Emit the entire listing verbatim.
## BEGIN Data records
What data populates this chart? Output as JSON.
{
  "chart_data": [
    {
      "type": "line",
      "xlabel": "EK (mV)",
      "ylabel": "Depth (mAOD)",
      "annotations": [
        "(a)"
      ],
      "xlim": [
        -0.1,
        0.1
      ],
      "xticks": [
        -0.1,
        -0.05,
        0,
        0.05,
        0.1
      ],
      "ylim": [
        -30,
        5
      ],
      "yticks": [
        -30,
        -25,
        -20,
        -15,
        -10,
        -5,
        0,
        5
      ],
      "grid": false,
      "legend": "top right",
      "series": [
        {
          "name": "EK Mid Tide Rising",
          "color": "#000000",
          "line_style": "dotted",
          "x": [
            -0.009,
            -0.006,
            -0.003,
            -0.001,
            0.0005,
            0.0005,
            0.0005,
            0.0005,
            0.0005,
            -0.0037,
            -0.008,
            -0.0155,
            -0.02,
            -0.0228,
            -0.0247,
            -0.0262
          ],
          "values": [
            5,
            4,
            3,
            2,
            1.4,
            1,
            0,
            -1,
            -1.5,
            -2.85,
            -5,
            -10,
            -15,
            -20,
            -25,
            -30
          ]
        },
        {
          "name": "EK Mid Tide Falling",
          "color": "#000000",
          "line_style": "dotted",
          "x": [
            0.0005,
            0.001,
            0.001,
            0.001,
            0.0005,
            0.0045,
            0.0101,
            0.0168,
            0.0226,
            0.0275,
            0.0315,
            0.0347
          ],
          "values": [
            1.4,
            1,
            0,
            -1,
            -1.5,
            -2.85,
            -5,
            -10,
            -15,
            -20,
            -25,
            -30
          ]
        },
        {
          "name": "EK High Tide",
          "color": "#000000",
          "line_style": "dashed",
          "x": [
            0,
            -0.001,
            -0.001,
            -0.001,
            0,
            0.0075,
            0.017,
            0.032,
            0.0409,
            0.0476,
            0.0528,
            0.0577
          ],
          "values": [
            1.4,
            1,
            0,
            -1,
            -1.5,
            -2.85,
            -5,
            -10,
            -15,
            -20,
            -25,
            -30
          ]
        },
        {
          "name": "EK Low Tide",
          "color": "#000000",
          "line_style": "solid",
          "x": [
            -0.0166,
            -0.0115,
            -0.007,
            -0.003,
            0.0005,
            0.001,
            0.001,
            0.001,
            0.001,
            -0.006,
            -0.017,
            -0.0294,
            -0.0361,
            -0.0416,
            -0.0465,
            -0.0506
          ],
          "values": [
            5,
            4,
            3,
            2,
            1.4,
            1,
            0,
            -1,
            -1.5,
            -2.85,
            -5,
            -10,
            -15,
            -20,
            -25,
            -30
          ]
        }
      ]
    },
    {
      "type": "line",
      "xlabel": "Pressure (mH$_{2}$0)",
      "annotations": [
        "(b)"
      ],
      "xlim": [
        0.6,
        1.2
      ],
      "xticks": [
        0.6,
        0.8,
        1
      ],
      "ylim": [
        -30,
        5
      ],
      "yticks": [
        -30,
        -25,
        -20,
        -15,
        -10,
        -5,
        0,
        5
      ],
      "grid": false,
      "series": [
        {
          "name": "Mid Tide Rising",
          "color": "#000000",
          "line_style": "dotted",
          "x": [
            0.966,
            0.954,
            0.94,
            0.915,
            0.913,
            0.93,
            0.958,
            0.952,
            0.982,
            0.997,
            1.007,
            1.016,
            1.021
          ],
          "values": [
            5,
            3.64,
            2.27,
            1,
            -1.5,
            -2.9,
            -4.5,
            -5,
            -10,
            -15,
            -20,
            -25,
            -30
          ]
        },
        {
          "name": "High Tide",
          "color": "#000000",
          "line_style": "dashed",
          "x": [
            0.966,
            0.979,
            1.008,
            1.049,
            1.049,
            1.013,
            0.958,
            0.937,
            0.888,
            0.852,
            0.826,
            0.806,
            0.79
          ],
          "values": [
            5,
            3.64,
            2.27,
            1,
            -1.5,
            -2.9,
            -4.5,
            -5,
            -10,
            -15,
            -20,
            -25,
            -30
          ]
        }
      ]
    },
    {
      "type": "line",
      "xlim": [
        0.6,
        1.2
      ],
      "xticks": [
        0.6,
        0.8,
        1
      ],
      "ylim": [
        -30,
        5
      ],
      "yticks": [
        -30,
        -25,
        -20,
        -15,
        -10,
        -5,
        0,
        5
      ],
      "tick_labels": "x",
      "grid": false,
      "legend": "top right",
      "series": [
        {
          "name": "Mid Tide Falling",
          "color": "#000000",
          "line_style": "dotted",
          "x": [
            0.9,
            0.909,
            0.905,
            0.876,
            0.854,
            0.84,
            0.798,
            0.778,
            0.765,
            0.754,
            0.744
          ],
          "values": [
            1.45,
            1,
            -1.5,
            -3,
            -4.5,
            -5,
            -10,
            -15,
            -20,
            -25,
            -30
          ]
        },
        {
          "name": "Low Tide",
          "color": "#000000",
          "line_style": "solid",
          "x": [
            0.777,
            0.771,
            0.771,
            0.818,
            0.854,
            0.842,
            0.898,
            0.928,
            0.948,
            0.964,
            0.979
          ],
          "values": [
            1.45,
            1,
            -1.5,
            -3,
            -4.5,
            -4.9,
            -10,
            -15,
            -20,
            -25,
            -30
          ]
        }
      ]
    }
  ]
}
## END Data records
| Reply |
What data populates this chart? Output as JSON.
{
  "chart_data": [
    {
      "type": "line",
      "xlabel": "EK (mV)",
      "ylabel": "Depth (mAOD)",
      "annotations": [
        "(a)"
      ],
      "xlim": [
        -0.1,
        0.1
      ],
      "xticks": [
        -0.1,
        -0.05,
        0,
        0.05,
        0.1
      ],
      "ylim": [
        -30,
        5
      ],
      "yticks": [
        -30,
        -25,
        -20,
        -15,
        -10,
        -5,
        0,
        5
      ],
      "grid": false,
      "legend": "top right",
      "series": [
        {
          "name": "EK Mid Tide Rising",
          "color": "#000000",
          "line_style": "dotted",
          "x": [
            -0.009,
            -0.006,
            -0.003,
            -0.001,
            0.0005,
            0.0005,
            0.0005,
            0.0005,
            0.0005,
            -0.0037,
            -0.008,
            -0.0155,
            -0.02,
            -0.0228,
            -0.0247,
            -0.0262
          ],
          "values": [
            5,
            4,
            3,
            2,
            1.4,
            1,
            0,
            -1,
            -1.5,
            -2.85,
            -5,
            -10,
            -15,
            -20,
            -25,
            -30
          ]
        },
        {
          "name": "EK Mid Tide Falling",
          "color": "#000000",
          "line_style": "dotted",
          "x": [
            0.0005,
            0.001,
            0.001,
            0.001,
            0.0005,
            0.0045,
            0.0101,
            0.0168,
            0.0226,
            0.0275,
            0.0315,
            0.0347
          ],
          "values": [
            1.4,
            1,
            0,
            -1,
            -1.5,
            -2.85,
            -5,
            -10,
            -15,
            -20,
            -25,
            -30
          ]
        },
        {
          "name": "EK High Tide",
          "color": "#000000",
          "line_style": "dashed",
          "x": [
            0,
            -0.001,
            -0.001,
            -0.001,
            0,
            0.0075,
            0.017,
            0.032,
            0.0409,
            0.0476,
            0.0528,
            0.0577
          ],
          "values": [
            1.4,
            1,
            0,
            -1,
            -1.5,
            -2.85,
            -5,
            -10,
            -15,
            -20,
            -25,
            -30
          ]
        },
        {
          "name": "EK Low Tide",
          "color": "#000000",
          "line_style": "solid",
          "x": [
            -0.0166,
            -0.0115,
            -0.007,
            -0.003,
            0.0005,
            0.001,
            0.001,
            0.001,
            0.001,
            -0.006,
            -0.017,
            -0.0294,
            -0.0361,
            -0.0416,
            -0.0465,
            -0.0506
          ],
          "values": [
            5,
            4,
            3,
            2,
            1.4,
            1,
            0,
            -1,
            -1.5,
            -2.85,
            -5,
            -10,
            -15,
            -20,
            -25,
            -30
          ]
        }
      ]
    },
    {
      "type": "line",
      "xlabel": "Pressure (mH$_{2}$0)",
      "annotations": [
        "(b)"
      ],
      "xlim": [
        0.6,
        1.2
      ],
      "xticks": [
        0.6,
        0.8,
        1
      ],
      "ylim": [
        -30,
        5
      ],
      "yticks": [
        -30,
        -25,
        -20,
        -15,
        -10,
        -5,
        0,
        5
      ],
      "grid": false,
      "series": [
        {
          "name": "Mid Tide Rising",
          "color": "#000000",
          "line_style": "dotted",
          "x": [
            0.966,
            0.954,
            0.94,
            0.915,
            0.913,
            0.93,
            0.958,
            0.952,
            0.982,
            0.997,
            1.007,
            1.016,
            1.021
          ],
          "values": [
            5,
            3.64,
            2.27,
            1,
            -1.5,
            -2.9,
            -4.5,
            -5,
            -10,
            -15,
            -20,
            -25,
            -30
          ]
        },
        {
          "name": "High Tide",
          "color": "#000000",
          "line_style": "dashed",
          "x": [
            0.966,
            0.979,
            1.008,
            1.049,
            1.049,
            1.013,
            0.958,
            0.937,
            0.888,
            0.852,
            0.826,
            0.806,
            0.79
          ],
          "values": [
            5,
            3.64,
            2.27,
            1,
            -1.5,
            -2.9,
            -4.5,
            -5,
            -10,
            -15,
            -20,
            -25,
            -30
          ]
        }
      ]
    },
    {
      "type": "line",
      "xlim": [
        0.6,
        1.2
      ],
      "xticks": [
        0.6,
        0.8,
        1
      ],
      "ylim": [
        -30,
        5
      ],
      "yticks": [
        -30,
        -25,
        -20,
        -15,
        -10,
        -5,
        0,
        5
      ],
      "tick_labels": "x",
      "grid": false,
      "legend": "top right",
      "series": [
        {
          "name": "Mid Tide Falling",
          "color": "#000000",
          "line_style": "dotted",
          "x": [
            0.9,
            0.909,
            0.905,
            0.876,
            0.854,
            0.84,
            0.798,
            0.778,
            0.765,
            0.754,
            0.744
          ],
          "values": [
            1.45,
            1,
            -1.5,
            -3,
            -4.5,
            -5,
            -10,
            -15,
            -20,
            -25,
            -30
          ]
        },
        {
          "name": "Low Tide",
          "color": "#000000",
          "line_style": "solid",
          "x": [
            0.777,
            0.771,
            0.771,
            0.818,
            0.854,
            0.842,
            0.898,
            0.928,
            0.948,
            0.964,
            0.979
          ],
          "values": [
            1.45,
            1,
            -1.5,
            -3,
            -4.5,
            -4.9,
            -10,
            -15,
            -20,
            -25,
            -30
          ]
        }
      ]
    }
  ]
}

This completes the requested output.